• _Directive 1_
In the article on police misconduct complaints, in what year did the PRC last sustain an excessive force allegation against BPD?

• _Article_
Most of the misconduct findings sustained by the PRC have later been overturned by a judge on appeal, leaving just three sustained allegations against BPD from 2012 to 2016.

According to the most recent annual report from the PRC, an average of 22 complaints a year are submitted to the PRC. From 2012 through 2016, the period reviewed by the annual report, most of those complaints were ultimately dismissed or deemed unfounded.

Within that five-year period, the PRC convened Board of Inquiry (BOI) hearings an average of seven times each year to consider alleged police misconduct. Out of 36 cases reviewed in five years, BOIs sustained 11 allegations of misconduct (though some may have occurred in the same incidents). Most of the misconduct findings were later overturned by a judge on appeal, however, leaving just three sustained findings of misconduct from 2012 through 2016, according to the annual PRC report.

The last time the PRC sustained an excessive force allegation against BPD was in 2013, when it sustained two; it was unclear from available records whether those decisions were later appealed to a judge or overturned.

Most of the complaints to the PRC in 2016 — 10 allegations across five cases — focused on improper procedures, or a category listed as improper arrests, searches, seizures, stops or detentions. Two allegations were sustained — related to an “improper investigation” and an “improper arrest, search, seizure, stop or detention” — but an appeal before a judge was planned.

The issue of who gets stopped, searched and arrested by police has been a central piece in recent years of the national discussion about the critical need for police reform. Numerous analyses have shown that minority drivers and pedestrians across the nation are more likely to be contacted by law enforcement than white ones. That pattern holds true in Berkeley, too, though a draft analysis by the Center for Policing Equity — set to be completed and presented to the public later this year — found that “racial disparities in BPD stops and reported use-of-force incidents were low in comparison to many other US police agencies, and much of the observed disparity was attributable to variations in neighborhood crime rates.”

Raw rows

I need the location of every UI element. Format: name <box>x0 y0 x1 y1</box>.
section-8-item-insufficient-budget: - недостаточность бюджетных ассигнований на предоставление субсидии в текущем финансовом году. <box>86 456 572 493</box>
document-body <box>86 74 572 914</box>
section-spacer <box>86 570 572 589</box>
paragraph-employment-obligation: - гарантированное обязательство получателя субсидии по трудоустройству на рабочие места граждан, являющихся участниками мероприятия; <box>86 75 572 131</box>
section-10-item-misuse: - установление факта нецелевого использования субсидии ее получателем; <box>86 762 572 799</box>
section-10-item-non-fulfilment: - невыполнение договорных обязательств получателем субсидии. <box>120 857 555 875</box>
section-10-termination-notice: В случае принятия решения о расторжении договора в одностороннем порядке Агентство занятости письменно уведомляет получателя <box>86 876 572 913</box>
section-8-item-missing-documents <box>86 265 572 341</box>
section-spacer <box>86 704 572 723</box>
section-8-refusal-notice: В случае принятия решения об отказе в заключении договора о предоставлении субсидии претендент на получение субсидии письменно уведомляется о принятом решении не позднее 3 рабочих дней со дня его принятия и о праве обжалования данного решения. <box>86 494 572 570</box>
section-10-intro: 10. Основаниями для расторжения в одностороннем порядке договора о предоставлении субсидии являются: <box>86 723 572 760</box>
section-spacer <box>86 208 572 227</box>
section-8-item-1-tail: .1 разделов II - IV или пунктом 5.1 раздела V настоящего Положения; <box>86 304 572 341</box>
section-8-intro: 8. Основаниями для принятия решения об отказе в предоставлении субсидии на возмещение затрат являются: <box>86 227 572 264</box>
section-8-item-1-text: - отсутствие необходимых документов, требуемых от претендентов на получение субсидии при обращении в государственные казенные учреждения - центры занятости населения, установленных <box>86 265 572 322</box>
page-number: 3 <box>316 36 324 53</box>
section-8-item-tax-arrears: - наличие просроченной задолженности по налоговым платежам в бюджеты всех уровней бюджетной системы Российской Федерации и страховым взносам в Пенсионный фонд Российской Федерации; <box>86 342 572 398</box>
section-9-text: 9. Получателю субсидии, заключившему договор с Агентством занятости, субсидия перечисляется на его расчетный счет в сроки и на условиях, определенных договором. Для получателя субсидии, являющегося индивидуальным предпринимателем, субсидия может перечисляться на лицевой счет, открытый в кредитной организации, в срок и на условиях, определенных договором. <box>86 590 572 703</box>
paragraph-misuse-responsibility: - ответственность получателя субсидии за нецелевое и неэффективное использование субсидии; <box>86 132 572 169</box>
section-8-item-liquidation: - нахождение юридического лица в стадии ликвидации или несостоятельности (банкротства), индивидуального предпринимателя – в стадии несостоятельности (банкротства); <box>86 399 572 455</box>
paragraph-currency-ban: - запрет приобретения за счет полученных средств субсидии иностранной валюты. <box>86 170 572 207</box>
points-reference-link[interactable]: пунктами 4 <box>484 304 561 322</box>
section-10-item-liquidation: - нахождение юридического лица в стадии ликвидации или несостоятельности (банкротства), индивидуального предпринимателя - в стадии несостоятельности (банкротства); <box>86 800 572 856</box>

• _Directive 2_
Please update the raw rows, starting at the first row and ending at the row containing "paragraph-employment-obligation: - гарантированное", by replacing "document-body" with "page-body" and keeping everything else unchanged. Return only those rows.

• _Task solution 1_
2013, when it sustained two.

• _Task solution 2_
I need the location of every UI element. Format: name <box>x0 y0 x1 y1</box>.
section-8-item-insufficient-budget: - недостаточность бюджетных ассигнований на предоставление субсидии в текущем финансовом году. <box>86 456 572 493</box>
page-body <box>86 74 572 914</box>
section-spacer <box>86 570 572 589</box>
paragraph-employment-obligation: - гарантированное обязательство получателя субсидии по трудоустройству на рабочие места граждан, являющихся участниками мероприятия; <box>86 75 572 131</box>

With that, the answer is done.